Each entry below must be repeated word for word.

------ Dataset excerpts ------

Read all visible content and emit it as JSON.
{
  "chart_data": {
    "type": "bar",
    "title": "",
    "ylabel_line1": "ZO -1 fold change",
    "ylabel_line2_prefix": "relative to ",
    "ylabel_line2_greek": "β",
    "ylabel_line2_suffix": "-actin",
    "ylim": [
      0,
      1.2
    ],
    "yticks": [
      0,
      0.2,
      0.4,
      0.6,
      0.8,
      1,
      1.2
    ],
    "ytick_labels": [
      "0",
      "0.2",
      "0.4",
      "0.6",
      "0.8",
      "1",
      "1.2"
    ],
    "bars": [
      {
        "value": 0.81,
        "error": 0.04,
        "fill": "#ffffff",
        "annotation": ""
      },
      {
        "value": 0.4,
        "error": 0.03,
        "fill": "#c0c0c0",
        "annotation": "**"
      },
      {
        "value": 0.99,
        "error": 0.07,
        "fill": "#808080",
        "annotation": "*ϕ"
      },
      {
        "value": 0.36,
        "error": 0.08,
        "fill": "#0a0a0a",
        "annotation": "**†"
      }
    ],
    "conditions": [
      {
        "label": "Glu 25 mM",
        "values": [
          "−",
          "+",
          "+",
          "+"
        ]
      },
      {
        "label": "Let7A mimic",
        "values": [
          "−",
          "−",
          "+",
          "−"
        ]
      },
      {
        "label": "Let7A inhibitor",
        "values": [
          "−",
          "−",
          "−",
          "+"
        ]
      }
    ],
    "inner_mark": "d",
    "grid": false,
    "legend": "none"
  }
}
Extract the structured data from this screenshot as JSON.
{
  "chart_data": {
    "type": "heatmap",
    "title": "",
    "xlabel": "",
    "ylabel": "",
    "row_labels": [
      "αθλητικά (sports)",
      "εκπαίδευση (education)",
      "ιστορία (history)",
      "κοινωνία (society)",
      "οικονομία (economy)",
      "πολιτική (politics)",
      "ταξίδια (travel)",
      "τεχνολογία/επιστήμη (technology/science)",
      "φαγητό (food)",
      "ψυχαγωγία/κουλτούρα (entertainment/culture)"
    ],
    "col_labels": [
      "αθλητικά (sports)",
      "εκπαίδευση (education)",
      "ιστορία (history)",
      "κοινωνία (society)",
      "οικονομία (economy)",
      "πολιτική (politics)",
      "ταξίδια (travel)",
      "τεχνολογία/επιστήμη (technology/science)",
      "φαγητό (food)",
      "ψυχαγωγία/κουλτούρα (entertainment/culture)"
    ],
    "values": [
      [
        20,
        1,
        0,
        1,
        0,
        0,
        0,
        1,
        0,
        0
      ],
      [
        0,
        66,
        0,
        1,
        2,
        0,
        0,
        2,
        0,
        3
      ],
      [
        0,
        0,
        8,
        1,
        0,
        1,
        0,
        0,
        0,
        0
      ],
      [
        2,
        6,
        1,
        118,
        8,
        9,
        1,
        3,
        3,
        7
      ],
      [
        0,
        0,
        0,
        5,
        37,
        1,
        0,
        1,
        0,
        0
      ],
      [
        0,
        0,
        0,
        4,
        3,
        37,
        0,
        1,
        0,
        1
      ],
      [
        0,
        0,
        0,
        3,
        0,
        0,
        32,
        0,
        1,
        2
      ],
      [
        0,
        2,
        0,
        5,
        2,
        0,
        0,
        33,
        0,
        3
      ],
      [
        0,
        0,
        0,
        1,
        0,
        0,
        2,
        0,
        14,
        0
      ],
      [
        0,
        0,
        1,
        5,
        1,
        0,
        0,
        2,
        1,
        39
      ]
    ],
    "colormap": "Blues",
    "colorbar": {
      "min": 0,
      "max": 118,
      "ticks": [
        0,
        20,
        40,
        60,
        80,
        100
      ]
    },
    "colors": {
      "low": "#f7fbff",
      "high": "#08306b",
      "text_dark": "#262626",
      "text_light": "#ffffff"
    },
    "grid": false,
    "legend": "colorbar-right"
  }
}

------

= Correct result =
Read all visible content and emit it as JSON.
{
  "chart_data": {
    "type": "bar",
    "title": "",
    "ylabel_line1": "ZO -1 fold change",
    "ylabel_line2_prefix": "relative to ",
    "ylabel_line2_greek": "β",
    "ylabel_line2_suffix": "-actin",
    "ylim": [
      0,
      1.2
    ],
    "yticks": [
      0,
      0.2,
      0.4,
      0.6,
      0.8,
      1,
      1.2
    ],
    "ytick_labels": [
      "0",
      "0.2",
      "0.4",
      "0.6",
      "0.8",
      "1",
      "1.2"
    ],
    "bars": [
      {
        "value": 0.81,
        "error": 0.04,
        "fill": "#ffffff",
        "annotation": ""
      },
      {
        "value": 0.4,
        "error": 0.03,
        "fill": "#c0c0c0",
        "annotation": "**"
      },
      {
        "value": 0.99,
        "error": 0.07,
        "fill": "#808080",
        "annotation": "*ϕ"
      },
      {
        "value": 0.36,
        "error": 0.08,
        "fill": "#0a0a0a",
        "annotation": "**†"
      }
    ],
    "conditions": [
      {
        "label": "Glu 25 mM",
        "values": [
          "−",
          "+",
          "+",
          "+"
        ]
      },
      {
        "label": "Let7A mimic",
        "values": [
          "−",
          "−",
          "+",
          "−"
        ]
      },
      {
        "label": "Let7A inhibitor",
        "values": [
          "−",
          "−",
          "−",
          "+"
        ]
      }
    ],
    "inner_mark": "d",
    "grid": false,
    "legend": "none"
  }
}
Extract the structured data from this screenshot as JSON.
{
  "chart_data": {
    "type": "heatmap",
    "title": "",
    "xlabel": "",
    "ylabel": "",
    "row_labels": [
      "αθλητικά (sports)",
      "εκπαίδευση (education)",
      "ιστορία (history)",
      "κοινωνία (society)",
      "οικονομία (economy)",
      "πολιτική (politics)",
      "ταξίδια (travel)",
      "τεχνολογία/επιστήμη (technology/science)",
      "φαγητό (food)",
      "ψυχαγωγία/κουλτούρα (entertainment/culture)"
    ],
    "col_labels": [
      "αθλητικά (sports)",
      "εκπαίδευση (education)",
      "ιστορία (history)",
      "κοινωνία (society)",
      "οικονομία (economy)",
      "πολιτική (politics)",
      "ταξίδια (travel)",
      "τεχνολογία/επιστήμη (technology/science)",
      "φαγητό (food)",
      "ψυχαγωγία/κουλτούρα (entertainment/culture)"
    ],
    "values": [
      [
        20,
        1,
        0,
        1,
        0,
        0,
        0,
        1,
        0,
        0
      ],
      [
        0,
        66,
        0,
        1,
        2,
        0,
        0,
        2,
        0,
        3
      ],
      [
        0,
        0,
        8,
        1,
        0,
        1,
        0,
        0,
        0,
        0
      ],
      [
        2,
        6,
        1,
        118,
        8,
        9,
        1,
        3,
        3,
        7
      ],
      [
        0,
        0,
        0,
        5,
        37,
        1,
        0,
        1,
        0,
        0
      ],
      [
        0,
        0,
        0,
        4,
        3,
        37,
        0,
        1,
        0,
        1
      ],
      [
        0,
        0,
        0,
        3,
        0,
        0,
        32,
        0,
        1,
        2
      ],
      [
        0,
        2,
        0,
        5,
        2,
        0,
        0,
        33,
        0,
        3
      ],
      [
        0,
        0,
        0,
        1,
        0,
        0,
        2,
        0,
        14,
        0
      ],
      [
        0,
        0,
        1,
        5,
        1,
        0,
        0,
        2,
        1,
        39
      ]
    ],
    "colormap": "Blues",
    "colorbar": {
      "min": 0,
      "max": 118,
      "ticks": [
        0,
        20,
        40,
        60,
        80,
        100
      ]
    },
    "colors": {
      "low": "#f7fbff",
      "high": "#08306b",
      "text_dark": "#262626",
      "text_light": "#ffffff"
    },
    "grid": false,
    "legend": "colorbar-right"
  }
}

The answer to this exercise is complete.